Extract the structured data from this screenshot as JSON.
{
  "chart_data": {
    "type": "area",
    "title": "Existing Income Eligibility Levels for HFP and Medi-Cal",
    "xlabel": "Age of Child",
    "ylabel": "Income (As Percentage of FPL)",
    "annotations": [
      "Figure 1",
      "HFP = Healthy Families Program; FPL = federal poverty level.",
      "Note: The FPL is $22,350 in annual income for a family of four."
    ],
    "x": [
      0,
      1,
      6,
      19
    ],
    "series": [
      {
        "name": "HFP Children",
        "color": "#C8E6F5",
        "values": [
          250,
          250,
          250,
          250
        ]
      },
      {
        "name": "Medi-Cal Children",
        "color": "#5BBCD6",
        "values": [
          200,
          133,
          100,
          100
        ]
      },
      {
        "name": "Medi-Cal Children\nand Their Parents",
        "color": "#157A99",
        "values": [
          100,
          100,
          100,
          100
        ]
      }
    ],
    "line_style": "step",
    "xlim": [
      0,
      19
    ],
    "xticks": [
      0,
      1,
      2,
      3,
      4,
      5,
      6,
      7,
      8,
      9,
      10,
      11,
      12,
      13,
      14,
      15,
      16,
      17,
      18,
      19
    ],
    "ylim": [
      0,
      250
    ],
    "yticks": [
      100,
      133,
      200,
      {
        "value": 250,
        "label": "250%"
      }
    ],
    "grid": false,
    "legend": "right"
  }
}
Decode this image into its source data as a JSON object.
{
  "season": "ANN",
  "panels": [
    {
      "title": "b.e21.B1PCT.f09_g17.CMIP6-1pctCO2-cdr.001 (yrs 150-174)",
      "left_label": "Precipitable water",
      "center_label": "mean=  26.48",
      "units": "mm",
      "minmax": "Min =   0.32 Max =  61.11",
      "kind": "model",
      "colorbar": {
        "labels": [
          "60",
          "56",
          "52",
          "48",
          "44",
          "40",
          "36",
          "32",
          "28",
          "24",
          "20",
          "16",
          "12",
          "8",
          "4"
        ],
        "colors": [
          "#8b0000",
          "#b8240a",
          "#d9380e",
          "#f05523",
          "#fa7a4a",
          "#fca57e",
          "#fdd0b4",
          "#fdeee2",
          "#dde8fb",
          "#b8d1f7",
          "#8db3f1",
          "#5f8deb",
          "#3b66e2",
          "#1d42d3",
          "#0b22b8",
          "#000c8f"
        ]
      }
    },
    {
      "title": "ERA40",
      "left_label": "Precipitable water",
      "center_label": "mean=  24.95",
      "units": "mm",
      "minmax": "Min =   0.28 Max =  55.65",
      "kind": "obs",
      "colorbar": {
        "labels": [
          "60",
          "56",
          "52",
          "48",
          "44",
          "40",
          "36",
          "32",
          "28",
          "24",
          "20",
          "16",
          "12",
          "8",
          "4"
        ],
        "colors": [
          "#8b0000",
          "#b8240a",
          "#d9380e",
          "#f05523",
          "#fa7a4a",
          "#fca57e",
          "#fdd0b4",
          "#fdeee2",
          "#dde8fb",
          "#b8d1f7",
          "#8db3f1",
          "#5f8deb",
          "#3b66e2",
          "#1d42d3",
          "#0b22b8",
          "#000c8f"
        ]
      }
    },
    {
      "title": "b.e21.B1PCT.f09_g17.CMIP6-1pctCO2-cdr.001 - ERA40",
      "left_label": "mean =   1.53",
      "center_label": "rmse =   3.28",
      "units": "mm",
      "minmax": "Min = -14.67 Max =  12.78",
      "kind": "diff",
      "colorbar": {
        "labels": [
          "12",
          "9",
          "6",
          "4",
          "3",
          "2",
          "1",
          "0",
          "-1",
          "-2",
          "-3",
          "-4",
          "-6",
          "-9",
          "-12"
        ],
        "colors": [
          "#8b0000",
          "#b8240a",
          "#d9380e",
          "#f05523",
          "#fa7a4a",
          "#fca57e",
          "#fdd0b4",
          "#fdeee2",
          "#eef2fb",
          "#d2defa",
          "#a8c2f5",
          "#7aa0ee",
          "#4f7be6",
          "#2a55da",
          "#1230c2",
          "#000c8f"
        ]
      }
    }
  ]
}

——————————

— What the exercise asks —
Filter lines by "Medi" and return each hit.

— Expected answer —
    "title": "Existing Income Eligibility Levels for HFP and Medi-Cal",
        "name": "Medi-Cal Children",
        "name": "Medi-Cal Children\nand Their Parents",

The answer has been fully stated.